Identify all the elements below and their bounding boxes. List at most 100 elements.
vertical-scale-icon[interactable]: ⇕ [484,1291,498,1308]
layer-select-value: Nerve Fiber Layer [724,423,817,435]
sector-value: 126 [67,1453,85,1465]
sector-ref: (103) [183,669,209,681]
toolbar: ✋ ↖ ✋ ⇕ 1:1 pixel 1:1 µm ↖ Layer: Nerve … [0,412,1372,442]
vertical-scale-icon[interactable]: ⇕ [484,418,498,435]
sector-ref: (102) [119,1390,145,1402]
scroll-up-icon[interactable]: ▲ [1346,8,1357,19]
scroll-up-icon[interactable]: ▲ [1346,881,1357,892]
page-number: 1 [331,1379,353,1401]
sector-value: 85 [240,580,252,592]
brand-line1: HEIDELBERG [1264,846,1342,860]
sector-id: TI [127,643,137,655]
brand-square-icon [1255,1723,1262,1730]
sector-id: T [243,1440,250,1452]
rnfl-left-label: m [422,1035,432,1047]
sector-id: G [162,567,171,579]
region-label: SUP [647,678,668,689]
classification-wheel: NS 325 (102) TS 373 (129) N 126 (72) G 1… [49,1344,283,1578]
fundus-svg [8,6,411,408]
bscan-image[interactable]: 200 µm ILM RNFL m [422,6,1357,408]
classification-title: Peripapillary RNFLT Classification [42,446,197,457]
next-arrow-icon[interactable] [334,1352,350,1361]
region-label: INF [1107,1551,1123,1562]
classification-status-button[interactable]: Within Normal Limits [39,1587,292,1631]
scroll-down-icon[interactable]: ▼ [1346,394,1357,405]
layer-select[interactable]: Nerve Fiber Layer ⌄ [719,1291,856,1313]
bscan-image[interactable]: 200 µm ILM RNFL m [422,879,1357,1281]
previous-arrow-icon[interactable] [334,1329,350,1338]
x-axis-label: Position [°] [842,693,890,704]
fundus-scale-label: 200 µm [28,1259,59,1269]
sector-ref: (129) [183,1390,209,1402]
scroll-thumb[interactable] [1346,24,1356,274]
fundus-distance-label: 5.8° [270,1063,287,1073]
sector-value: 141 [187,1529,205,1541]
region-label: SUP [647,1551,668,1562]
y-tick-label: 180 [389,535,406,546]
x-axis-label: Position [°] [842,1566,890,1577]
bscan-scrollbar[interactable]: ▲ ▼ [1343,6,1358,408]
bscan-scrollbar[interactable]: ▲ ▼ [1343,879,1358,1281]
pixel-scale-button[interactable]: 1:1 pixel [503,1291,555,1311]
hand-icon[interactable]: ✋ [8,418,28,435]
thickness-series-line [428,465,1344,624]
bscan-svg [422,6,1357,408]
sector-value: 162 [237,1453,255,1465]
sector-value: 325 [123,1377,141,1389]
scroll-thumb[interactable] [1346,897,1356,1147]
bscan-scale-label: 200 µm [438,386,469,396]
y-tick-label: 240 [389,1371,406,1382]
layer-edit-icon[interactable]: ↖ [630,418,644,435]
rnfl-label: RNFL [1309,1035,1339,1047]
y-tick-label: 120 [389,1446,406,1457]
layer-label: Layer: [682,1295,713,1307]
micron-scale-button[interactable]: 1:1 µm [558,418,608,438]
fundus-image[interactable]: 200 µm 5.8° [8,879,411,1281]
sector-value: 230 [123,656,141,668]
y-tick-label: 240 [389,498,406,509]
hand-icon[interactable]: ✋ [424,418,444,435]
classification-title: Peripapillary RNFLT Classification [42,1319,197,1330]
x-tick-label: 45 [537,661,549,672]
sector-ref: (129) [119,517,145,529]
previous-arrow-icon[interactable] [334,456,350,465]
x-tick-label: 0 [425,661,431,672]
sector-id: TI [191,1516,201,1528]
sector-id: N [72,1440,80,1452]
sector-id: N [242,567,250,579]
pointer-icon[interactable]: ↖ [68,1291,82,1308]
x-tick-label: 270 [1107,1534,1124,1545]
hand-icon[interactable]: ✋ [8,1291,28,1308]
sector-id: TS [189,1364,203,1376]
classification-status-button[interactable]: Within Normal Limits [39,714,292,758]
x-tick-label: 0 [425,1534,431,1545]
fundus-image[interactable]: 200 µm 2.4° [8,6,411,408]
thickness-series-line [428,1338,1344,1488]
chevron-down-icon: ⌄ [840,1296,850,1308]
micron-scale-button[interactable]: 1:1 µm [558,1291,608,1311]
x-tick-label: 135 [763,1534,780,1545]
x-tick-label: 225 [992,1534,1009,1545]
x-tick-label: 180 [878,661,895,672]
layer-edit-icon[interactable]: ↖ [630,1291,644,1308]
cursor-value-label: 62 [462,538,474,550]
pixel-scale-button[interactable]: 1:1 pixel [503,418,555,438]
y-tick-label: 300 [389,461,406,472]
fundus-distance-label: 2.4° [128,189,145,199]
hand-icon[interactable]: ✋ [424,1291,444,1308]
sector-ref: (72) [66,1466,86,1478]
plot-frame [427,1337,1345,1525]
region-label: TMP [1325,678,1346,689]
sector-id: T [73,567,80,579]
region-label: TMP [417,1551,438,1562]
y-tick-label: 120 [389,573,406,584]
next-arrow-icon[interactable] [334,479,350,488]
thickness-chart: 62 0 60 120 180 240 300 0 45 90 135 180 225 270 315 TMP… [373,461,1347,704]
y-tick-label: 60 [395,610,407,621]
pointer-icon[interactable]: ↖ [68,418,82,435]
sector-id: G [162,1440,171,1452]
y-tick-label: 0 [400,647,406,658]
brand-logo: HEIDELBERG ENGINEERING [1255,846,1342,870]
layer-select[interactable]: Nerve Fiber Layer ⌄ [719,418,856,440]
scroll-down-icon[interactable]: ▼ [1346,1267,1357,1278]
======
• Your task: Copy every entry above, reproducing each line character for character.

• Reply:
Identify all the elements below and their bounding boxes. List at most 100 elements.
vertical-scale-icon[interactable]: ⇕ [484,1291,498,1308]
layer-select-value: Nerve Fiber Layer [724,423,817,435]
sector-value: 126 [67,1453,85,1465]
sector-ref: (103) [183,669,209,681]
toolbar: ✋ ↖ ✋ ⇕ 1:1 pixel 1:1 µm ↖ Layer: Nerve … [0,412,1372,442]
vertical-scale-icon[interactable]: ⇕ [484,418,498,435]
sector-ref: (102) [119,1390,145,1402]
scroll-up-icon[interactable]: ▲ [1346,8,1357,19]
scroll-up-icon[interactable]: ▲ [1346,881,1357,892]
page-number: 1 [331,1379,353,1401]
sector-value: 85 [240,580,252,592]
brand-line1: HEIDELBERG [1264,846,1342,860]
sector-id: TI [127,643,137,655]
brand-square-icon [1255,1723,1262,1730]
sector-id: T [243,1440,250,1452]
rnfl-left-label: m [422,1035,432,1047]
sector-id: G [162,567,171,579]
region-label: SUP [647,678,668,689]
classification-wheel: NS 325 (102) TS 373 (129) N 126 (72) G 1… [49,1344,283,1578]
fundus-svg [8,6,411,408]
bscan-image[interactable]: 200 µm ILM RNFL m [422,6,1357,408]
classification-title: Peripapillary RNFLT Classification [42,446,197,457]
next-arrow-icon[interactable] [334,1352,350,1361]
region-label: INF [1107,1551,1123,1562]
classification-status-button[interactable]: Within Normal Limits [39,1587,292,1631]
scroll-down-icon[interactable]: ▼ [1346,394,1357,405]
layer-select[interactable]: Nerve Fiber Layer ⌄ [719,1291,856,1313]
bscan-image[interactable]: 200 µm ILM RNFL m [422,879,1357,1281]
previous-arrow-icon[interactable] [334,1329,350,1338]
x-axis-label: Position [°] [842,693,890,704]
fundus-scale-label: 200 µm [28,1259,59,1269]
sector-ref: (129) [183,1390,209,1402]
scroll-thumb[interactable] [1346,24,1356,274]
fundus-distance-label: 5.8° [270,1063,287,1073]
sector-value: 141 [187,1529,205,1541]
region-label: SUP [647,1551,668,1562]
y-tick-label: 180 [389,535,406,546]
x-axis-label: Position [°] [842,1566,890,1577]
bscan-scrollbar[interactable]: ▲ ▼ [1343,6,1358,408]
bscan-scrollbar[interactable]: ▲ ▼ [1343,879,1358,1281]
pixel-scale-button[interactable]: 1:1 pixel [503,1291,555,1311]
hand-icon[interactable]: ✋ [8,418,28,435]
thickness-series-line [428,465,1344,624]
bscan-svg [422,6,1357,408]
sector-value: 162 [237,1453,255,1465]
sector-value: 325 [123,1377,141,1389]
scroll-thumb[interactable] [1346,897,1356,1147]
bscan-scale-label: 200 µm [438,386,469,396]
y-tick-label: 240 [389,1371,406,1382]
layer-edit-icon[interactable]: ↖ [630,418,644,435]
rnfl-label: RNFL [1309,1035,1339,1047]
y-tick-label: 120 [389,1446,406,1457]
layer-label: Layer: [682,1295,713,1307]
micron-scale-button[interactable]: 1:1 µm [558,418,608,438]
fundus-image[interactable]: 200 µm 5.8° [8,879,411,1281]
sector-value: 230 [123,656,141,668]
y-tick-label: 240 [389,498,406,509]
hand-icon[interactable]: ✋ [424,418,444,435]
classification-title: Peripapillary RNFLT Classification [42,1319,197,1330]
x-tick-label: 45 [537,661,549,672]
sector-ref: (129) [119,517,145,529]
previous-arrow-icon[interactable] [334,456,350,465]
x-tick-label: 0 [425,661,431,672]
sector-id: TI [191,1516,201,1528]
sector-id: N [72,1440,80,1452]
sector-id: N [242,567,250,579]
pointer-icon[interactable]: ↖ [68,1291,82,1308]
x-tick-label: 270 [1107,1534,1124,1545]
hand-icon[interactable]: ✋ [8,1291,28,1308]
sector-id: TS [189,1364,203,1376]
classification-status-button[interactable]: Within Normal Limits [39,714,292,758]
x-tick-label: 0 [425,1534,431,1545]
fundus-image[interactable]: 200 µm 2.4° [8,6,411,408]
thickness-series-line [428,1338,1344,1488]
chevron-down-icon: ⌄ [840,1296,850,1308]
micron-scale-button[interactable]: 1:1 µm [558,1291,608,1311]
x-tick-label: 135 [763,1534,780,1545]
x-tick-label: 225 [992,1534,1009,1545]
x-tick-label: 180 [878,661,895,672]
layer-edit-icon[interactable]: ↖ [630,1291,644,1308]
cursor-value-label: 62 [462,538,474,550]
pixel-scale-button[interactable]: 1:1 pixel [503,418,555,438]
y-tick-label: 300 [389,461,406,472]
fundus-distance-label: 2.4° [128,189,145,199]
hand-icon[interactable]: ✋ [424,1291,444,1308]
sector-ref: (72) [66,1466,86,1478]
plot-frame [427,1337,1345,1525]
region-label: TMP [1325,678,1346,689]
sector-id: T [73,567,80,579]
region-label: TMP [417,1551,438,1562]
y-tick-label: 120 [389,573,406,584]
next-arrow-icon[interactable] [334,479,350,488]
thickness-chart: 62 0 60 120 180 240 300 0 45 90 135 180 225 270 315 TMP… [373,461,1347,704]
y-tick-label: 60 [395,610,407,621]
pointer-icon[interactable]: ↖ [68,418,82,435]
sector-id: G [162,1440,171,1452]
y-tick-label: 0 [400,647,406,658]
brand-logo: HEIDELBERG ENGINEERING [1255,846,1342,870]
layer-select[interactable]: Nerve Fiber Layer ⌄ [719,418,856,440]
scroll-down-icon[interactable]: ▼ [1346,1267,1357,1278]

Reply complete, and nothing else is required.